::: EXTRACTED DATA

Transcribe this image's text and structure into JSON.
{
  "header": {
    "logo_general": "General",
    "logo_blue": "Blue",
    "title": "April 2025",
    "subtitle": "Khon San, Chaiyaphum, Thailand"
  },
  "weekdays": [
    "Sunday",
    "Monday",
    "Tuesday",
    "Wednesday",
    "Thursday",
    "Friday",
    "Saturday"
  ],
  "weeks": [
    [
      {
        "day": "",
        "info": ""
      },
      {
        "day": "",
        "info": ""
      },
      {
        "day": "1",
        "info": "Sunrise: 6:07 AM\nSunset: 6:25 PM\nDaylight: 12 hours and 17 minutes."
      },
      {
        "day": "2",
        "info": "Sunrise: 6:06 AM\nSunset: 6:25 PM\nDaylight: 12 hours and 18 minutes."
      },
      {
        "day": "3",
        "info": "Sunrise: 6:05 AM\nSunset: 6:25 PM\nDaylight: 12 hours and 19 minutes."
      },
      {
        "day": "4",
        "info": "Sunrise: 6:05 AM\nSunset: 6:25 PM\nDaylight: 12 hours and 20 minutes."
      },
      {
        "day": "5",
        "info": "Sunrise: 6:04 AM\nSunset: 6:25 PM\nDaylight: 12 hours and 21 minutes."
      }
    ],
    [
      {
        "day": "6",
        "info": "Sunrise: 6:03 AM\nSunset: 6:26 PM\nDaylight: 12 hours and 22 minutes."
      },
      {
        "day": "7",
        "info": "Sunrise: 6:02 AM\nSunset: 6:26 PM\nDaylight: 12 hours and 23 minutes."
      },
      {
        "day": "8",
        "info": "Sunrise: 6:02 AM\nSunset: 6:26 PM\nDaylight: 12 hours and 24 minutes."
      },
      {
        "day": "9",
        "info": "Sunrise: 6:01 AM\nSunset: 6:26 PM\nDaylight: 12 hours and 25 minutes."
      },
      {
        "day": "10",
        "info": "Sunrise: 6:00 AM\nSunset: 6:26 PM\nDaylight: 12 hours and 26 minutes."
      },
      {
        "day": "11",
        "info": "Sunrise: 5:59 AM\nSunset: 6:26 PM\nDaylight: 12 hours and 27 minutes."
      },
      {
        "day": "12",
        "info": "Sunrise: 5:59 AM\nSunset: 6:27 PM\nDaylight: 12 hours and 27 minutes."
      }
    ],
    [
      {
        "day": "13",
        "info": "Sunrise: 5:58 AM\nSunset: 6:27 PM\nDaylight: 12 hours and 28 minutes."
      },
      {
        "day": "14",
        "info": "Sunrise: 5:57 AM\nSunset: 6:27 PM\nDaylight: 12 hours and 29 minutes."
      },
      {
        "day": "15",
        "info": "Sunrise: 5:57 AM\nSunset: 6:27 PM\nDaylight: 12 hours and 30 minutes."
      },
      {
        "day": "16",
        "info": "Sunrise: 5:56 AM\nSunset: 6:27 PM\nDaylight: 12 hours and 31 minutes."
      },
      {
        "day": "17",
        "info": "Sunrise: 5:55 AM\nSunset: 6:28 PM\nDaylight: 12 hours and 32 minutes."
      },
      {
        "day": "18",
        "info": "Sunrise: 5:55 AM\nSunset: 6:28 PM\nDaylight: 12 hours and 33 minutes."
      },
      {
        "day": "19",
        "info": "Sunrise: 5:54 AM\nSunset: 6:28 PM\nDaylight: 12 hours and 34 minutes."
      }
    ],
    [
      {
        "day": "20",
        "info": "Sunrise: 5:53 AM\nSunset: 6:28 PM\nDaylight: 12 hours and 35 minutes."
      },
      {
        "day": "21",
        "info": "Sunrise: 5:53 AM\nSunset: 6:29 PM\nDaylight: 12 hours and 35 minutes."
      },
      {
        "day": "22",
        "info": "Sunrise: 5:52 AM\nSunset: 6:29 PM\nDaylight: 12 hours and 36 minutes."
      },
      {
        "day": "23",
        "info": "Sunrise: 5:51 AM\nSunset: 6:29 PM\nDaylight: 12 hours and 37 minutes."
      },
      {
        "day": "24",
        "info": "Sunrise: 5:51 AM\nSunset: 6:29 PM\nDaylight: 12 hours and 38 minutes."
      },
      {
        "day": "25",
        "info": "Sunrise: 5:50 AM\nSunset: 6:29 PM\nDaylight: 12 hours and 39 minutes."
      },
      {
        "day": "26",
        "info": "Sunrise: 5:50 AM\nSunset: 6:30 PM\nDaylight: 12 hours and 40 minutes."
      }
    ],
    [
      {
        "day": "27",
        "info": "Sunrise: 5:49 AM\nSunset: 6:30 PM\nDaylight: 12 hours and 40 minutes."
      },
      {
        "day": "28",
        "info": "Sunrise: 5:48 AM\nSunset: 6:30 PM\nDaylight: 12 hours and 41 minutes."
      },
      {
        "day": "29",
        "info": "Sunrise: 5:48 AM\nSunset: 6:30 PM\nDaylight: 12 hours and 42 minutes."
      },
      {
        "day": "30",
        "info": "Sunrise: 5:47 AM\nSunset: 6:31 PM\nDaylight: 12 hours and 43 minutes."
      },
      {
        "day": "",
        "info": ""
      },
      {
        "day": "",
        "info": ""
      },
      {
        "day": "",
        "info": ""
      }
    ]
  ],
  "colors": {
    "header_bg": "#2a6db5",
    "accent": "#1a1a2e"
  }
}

::::::

— THE REQUEST —
Using the entries above, please restate each one word for word.

— WRITTEN RESPONSE —
Transcribe this image's text and structure into JSON.
{
  "header": {
    "logo_general": "General",
    "logo_blue": "Blue",
    "title": "April 2025",
    "subtitle": "Khon San, Chaiyaphum, Thailand"
  },
  "weekdays": [
    "Sunday",
    "Monday",
    "Tuesday",
    "Wednesday",
    "Thursday",
    "Friday",
    "Saturday"
  ],
  "weeks": [
    [
      {
        "day": "",
        "info": ""
      },
      {
        "day": "",
        "info": ""
      },
      {
        "day": "1",
        "info": "Sunrise: 6:07 AM\nSunset: 6:25 PM\nDaylight: 12 hours and 17 minutes."
      },
      {
        "day": "2",
        "info": "Sunrise: 6:06 AM\nSunset: 6:25 PM\nDaylight: 12 hours and 18 minutes."
      },
      {
        "day": "3",
        "info": "Sunrise: 6:05 AM\nSunset: 6:25 PM\nDaylight: 12 hours and 19 minutes."
      },
      {
        "day": "4",
        "info": "Sunrise: 6:05 AM\nSunset: 6:25 PM\nDaylight: 12 hours and 20 minutes."
      },
      {
        "day": "5",
        "info": "Sunrise: 6:04 AM\nSunset: 6:25 PM\nDaylight: 12 hours and 21 minutes."
      }
    ],
    [
      {
        "day": "6",
        "info": "Sunrise: 6:03 AM\nSunset: 6:26 PM\nDaylight: 12 hours and 22 minutes."
      },
      {
        "day": "7",
        "info": "Sunrise: 6:02 AM\nSunset: 6:26 PM\nDaylight: 12 hours and 23 minutes."
      },
      {
        "day": "8",
        "info": "Sunrise: 6:02 AM\nSunset: 6:26 PM\nDaylight: 12 hours and 24 minutes."
      },
      {
        "day": "9",
        "info": "Sunrise: 6:01 AM\nSunset: 6:26 PM\nDaylight: 12 hours and 25 minutes."
      },
      {
        "day": "10",
        "info": "Sunrise: 6:00 AM\nSunset: 6:26 PM\nDaylight: 12 hours and 26 minutes."
      },
      {
        "day": "11",
        "info": "Sunrise: 5:59 AM\nSunset: 6:26 PM\nDaylight: 12 hours and 27 minutes."
      },
      {
        "day": "12",
        "info": "Sunrise: 5:59 AM\nSunset: 6:27 PM\nDaylight: 12 hours and 27 minutes."
      }
    ],
    [
      {
        "day": "13",
        "info": "Sunrise: 5:58 AM\nSunset: 6:27 PM\nDaylight: 12 hours and 28 minutes."
      },
      {
        "day": "14",
        "info": "Sunrise: 5:57 AM\nSunset: 6:27 PM\nDaylight: 12 hours and 29 minutes."
      },
      {
        "day": "15",
        "info": "Sunrise: 5:57 AM\nSunset: 6:27 PM\nDaylight: 12 hours and 30 minutes."
      },
      {
        "day": "16",
        "info": "Sunrise: 5:56 AM\nSunset: 6:27 PM\nDaylight: 12 hours and 31 minutes."
      },
      {
        "day": "17",
        "info": "Sunrise: 5:55 AM\nSunset: 6:28 PM\nDaylight: 12 hours and 32 minutes."
      },
      {
        "day": "18",
        "info": "Sunrise: 5:55 AM\nSunset: 6:28 PM\nDaylight: 12 hours and 33 minutes."
      },
      {
        "day": "19",
        "info": "Sunrise: 5:54 AM\nSunset: 6:28 PM\nDaylight: 12 hours and 34 minutes."
      }
    ],
    [
      {
        "day": "20",
        "info": "Sunrise: 5:53 AM\nSunset: 6:28 PM\nDaylight: 12 hours and 35 minutes."
      },
      {
        "day": "21",
        "info": "Sunrise: 5:53 AM\nSunset: 6:29 PM\nDaylight: 12 hours and 35 minutes."
      },
      {
        "day": "22",
        "info": "Sunrise: 5:52 AM\nSunset: 6:29 PM\nDaylight: 12 hours and 36 minutes."
      },
      {
        "day": "23",
        "info": "Sunrise: 5:51 AM\nSunset: 6:29 PM\nDaylight: 12 hours and 37 minutes."
      },
      {
        "day": "24",
        "info": "Sunrise: 5:51 AM\nSunset: 6:29 PM\nDaylight: 12 hours and 38 minutes."
      },
      {
        "day": "25",
        "info": "Sunrise: 5:50 AM\nSunset: 6:29 PM\nDaylight: 12 hours and 39 minutes."
      },
      {
        "day": "26",
        "info": "Sunrise: 5:50 AM\nSunset: 6:30 PM\nDaylight: 12 hours and 40 minutes."
      }
    ],
    [
      {
        "day": "27",
        "info": "Sunrise: 5:49 AM\nSunset: 6:30 PM\nDaylight: 12 hours and 40 minutes."
      },
      {
        "day": "28",
        "info": "Sunrise: 5:48 AM\nSunset: 6:30 PM\nDaylight: 12 hours and 41 minutes."
      },
      {
        "day": "29",
        "info": "Sunrise: 5:48 AM\nSunset: 6:30 PM\nDaylight: 12 hours and 42 minutes."
      },
      {
        "day": "30",
        "info": "Sunrise: 5:47 AM\nSunset: 6:31 PM\nDaylight: 12 hours and 43 minutes."
      },
      {
        "day": "",
        "info": ""
      },
      {
        "day": "",
        "info": ""
      },
      {
        "day": "",
        "info": ""
      }
    ]
  ],
  "colors": {
    "header_bg": "#2a6db5",
    "accent": "#1a1a2e"
  }
}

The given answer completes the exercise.